Dataset entries
--- Start ---
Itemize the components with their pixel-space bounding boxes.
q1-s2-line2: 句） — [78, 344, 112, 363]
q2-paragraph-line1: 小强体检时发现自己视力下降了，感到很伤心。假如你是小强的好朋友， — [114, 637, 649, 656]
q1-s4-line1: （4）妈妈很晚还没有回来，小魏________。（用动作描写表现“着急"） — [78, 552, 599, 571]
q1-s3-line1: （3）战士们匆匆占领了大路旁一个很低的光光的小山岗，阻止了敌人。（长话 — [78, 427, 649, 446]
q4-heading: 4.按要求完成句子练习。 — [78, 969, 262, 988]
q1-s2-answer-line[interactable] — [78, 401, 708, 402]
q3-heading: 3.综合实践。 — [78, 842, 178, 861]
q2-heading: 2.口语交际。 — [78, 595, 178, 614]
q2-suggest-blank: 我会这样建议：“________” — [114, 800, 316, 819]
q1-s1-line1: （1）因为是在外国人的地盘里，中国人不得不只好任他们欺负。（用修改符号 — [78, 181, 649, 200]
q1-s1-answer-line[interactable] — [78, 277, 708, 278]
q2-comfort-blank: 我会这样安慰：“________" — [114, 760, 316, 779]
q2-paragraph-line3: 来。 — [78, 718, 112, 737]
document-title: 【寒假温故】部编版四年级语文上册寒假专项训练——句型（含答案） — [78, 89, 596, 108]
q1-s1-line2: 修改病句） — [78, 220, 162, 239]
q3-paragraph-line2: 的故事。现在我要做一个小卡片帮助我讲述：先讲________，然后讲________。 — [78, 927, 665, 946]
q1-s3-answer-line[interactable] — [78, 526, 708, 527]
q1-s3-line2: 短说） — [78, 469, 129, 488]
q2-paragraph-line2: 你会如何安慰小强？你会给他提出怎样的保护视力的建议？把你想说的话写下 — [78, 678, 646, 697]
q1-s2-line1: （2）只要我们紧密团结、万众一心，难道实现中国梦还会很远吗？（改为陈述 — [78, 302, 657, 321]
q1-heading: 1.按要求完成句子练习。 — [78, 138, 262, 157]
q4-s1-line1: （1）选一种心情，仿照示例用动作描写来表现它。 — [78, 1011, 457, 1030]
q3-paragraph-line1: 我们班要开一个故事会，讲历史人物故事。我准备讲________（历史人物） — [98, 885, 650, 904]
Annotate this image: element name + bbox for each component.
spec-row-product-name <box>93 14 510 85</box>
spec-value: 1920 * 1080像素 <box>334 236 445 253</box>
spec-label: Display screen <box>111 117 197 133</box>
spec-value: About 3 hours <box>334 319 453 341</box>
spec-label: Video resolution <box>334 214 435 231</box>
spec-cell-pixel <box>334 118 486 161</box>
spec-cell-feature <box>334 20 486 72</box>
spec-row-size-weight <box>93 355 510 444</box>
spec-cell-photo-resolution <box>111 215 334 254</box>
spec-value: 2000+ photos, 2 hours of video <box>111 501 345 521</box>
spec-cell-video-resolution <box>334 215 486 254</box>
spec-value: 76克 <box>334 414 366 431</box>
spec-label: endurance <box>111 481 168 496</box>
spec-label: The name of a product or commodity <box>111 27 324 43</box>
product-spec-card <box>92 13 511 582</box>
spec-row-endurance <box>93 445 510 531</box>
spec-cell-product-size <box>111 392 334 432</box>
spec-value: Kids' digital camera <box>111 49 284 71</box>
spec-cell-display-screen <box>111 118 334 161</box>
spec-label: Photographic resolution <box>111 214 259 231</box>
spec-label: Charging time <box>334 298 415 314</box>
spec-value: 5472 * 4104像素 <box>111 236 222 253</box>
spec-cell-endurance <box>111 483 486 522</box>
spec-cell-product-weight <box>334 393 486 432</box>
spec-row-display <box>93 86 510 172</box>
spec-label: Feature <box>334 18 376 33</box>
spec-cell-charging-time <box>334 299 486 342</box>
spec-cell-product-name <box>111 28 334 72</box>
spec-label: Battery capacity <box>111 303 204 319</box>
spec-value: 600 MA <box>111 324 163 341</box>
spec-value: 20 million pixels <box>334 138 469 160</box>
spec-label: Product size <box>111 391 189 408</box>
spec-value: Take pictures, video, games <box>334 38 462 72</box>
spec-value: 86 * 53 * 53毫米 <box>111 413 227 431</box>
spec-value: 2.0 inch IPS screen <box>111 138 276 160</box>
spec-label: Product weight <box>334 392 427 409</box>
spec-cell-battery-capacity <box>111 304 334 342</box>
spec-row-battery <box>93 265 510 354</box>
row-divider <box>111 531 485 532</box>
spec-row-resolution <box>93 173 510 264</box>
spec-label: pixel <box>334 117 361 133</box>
--- End ---
Task to carry out
Could you reproduce, word for word, the part of the data that opens with its very first line and closes with the line containing "q3-heading: 3.综合实践。 — [78, 842, 178, 861]", including both of those lines?

Response to the task
Itemize the components with their pixel-space bounding boxes.
q1-s2-line2: 句） — [78, 344, 112, 363]
q2-paragraph-line1: 小强体检时发现自己视力下降了，感到很伤心。假如你是小强的好朋友， — [114, 637, 649, 656]
q1-s4-line1: （4）妈妈很晚还没有回来，小魏________。（用动作描写表现“着急"） — [78, 552, 599, 571]
q1-s3-line1: （3）战士们匆匆占领了大路旁一个很低的光光的小山岗，阻止了敌人。（长话 — [78, 427, 649, 446]
q4-heading: 4.按要求完成句子练习。 — [78, 969, 262, 988]
q1-s2-answer-line[interactable] — [78, 401, 708, 402]
q3-heading: 3.综合实践。 — [78, 842, 178, 861]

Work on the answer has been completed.